→ Given request
How many rows below contain the string "故不正确"? Reply with the number only.

→ Information provided
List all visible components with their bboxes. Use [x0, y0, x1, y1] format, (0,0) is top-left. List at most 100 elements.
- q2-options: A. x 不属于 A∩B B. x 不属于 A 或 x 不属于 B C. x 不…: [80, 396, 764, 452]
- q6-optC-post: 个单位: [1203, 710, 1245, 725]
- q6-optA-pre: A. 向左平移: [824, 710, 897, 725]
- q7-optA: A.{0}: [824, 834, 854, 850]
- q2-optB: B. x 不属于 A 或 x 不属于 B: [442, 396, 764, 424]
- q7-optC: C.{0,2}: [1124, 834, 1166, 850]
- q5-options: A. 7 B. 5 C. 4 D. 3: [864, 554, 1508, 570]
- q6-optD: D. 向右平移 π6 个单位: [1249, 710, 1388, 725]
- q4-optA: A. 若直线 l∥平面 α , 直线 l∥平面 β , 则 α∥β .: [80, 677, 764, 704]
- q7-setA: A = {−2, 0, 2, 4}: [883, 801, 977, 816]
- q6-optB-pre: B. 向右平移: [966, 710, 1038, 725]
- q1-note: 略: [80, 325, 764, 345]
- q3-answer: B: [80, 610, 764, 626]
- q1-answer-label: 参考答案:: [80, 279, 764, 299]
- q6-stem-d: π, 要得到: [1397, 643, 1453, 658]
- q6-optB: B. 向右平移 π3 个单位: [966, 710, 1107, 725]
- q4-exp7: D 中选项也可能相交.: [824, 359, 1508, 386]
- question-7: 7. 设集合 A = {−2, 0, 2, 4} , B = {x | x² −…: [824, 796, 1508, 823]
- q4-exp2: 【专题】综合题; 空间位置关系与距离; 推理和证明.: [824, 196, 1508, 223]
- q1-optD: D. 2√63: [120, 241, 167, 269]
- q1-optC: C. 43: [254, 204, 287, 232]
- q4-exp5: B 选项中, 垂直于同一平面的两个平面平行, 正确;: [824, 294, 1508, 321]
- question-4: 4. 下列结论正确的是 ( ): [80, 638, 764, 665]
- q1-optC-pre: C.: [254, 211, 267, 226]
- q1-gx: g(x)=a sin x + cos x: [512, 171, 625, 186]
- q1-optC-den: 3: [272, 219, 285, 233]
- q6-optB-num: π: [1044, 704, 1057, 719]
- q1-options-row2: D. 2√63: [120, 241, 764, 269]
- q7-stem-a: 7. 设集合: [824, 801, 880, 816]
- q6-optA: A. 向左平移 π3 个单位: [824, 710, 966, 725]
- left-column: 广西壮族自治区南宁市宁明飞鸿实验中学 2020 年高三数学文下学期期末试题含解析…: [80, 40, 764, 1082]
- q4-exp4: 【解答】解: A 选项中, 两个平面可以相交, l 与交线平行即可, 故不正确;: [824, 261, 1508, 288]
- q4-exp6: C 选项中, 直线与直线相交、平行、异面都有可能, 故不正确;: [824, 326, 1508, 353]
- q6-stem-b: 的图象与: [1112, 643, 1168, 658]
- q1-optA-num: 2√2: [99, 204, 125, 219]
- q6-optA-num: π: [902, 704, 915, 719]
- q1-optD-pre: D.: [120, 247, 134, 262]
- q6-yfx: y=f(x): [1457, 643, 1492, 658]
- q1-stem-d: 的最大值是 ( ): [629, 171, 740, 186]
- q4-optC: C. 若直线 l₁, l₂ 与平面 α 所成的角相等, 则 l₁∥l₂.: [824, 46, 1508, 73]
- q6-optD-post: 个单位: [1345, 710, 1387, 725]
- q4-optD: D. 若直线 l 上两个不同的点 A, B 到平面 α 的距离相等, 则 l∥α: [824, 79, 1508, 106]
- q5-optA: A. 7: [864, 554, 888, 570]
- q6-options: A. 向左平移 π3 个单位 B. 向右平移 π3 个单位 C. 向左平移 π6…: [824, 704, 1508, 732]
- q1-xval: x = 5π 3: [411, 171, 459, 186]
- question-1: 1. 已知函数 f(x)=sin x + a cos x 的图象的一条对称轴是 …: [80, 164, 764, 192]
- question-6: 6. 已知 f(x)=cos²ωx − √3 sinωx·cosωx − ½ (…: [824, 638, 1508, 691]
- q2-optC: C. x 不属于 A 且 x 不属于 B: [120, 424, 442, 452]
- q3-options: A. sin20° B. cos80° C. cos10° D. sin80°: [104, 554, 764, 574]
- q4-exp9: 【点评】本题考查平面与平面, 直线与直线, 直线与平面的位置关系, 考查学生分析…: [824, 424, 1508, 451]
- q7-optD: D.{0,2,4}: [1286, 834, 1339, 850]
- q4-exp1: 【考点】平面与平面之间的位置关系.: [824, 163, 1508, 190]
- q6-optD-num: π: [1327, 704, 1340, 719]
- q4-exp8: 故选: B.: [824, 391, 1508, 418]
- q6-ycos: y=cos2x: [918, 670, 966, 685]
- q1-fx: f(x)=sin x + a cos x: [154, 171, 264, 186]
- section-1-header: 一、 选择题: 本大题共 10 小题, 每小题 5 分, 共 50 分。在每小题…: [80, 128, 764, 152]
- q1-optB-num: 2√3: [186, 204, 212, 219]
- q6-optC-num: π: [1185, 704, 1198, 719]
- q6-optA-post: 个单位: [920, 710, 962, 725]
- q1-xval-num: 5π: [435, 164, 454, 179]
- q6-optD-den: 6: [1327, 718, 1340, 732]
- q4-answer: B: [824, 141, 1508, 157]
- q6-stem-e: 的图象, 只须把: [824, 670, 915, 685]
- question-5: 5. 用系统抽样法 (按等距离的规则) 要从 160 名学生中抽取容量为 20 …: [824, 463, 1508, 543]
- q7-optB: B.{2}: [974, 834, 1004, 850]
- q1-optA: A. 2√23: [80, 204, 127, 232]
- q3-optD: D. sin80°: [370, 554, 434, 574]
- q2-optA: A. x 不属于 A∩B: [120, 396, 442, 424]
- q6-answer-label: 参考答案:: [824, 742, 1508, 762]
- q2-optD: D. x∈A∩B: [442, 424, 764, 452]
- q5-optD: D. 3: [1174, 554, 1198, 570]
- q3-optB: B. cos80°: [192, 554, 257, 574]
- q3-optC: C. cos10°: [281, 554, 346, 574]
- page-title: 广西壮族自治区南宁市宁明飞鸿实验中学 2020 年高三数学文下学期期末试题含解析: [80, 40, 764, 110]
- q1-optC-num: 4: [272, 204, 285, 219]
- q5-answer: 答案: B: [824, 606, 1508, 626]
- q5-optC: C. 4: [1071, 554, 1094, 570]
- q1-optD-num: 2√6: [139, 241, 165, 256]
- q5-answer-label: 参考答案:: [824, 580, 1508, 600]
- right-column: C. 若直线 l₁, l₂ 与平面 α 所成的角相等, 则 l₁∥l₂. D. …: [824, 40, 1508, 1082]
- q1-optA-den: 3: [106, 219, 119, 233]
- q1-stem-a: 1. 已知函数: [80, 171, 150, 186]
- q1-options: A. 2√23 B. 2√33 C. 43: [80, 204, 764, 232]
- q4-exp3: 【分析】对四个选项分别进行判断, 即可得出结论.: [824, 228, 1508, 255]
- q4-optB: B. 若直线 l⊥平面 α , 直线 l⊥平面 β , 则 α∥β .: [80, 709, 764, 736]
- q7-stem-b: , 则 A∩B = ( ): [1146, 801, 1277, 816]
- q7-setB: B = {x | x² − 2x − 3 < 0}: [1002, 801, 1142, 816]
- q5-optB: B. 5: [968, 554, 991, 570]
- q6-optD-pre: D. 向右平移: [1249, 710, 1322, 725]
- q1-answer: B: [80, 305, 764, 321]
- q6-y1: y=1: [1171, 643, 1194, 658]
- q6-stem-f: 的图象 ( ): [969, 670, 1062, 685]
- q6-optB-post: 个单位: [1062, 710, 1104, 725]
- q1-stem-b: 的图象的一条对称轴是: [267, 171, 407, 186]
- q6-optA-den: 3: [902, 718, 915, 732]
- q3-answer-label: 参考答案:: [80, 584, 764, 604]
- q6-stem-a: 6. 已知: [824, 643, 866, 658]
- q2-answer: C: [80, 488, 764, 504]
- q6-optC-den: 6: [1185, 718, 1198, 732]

→ Output of the task
2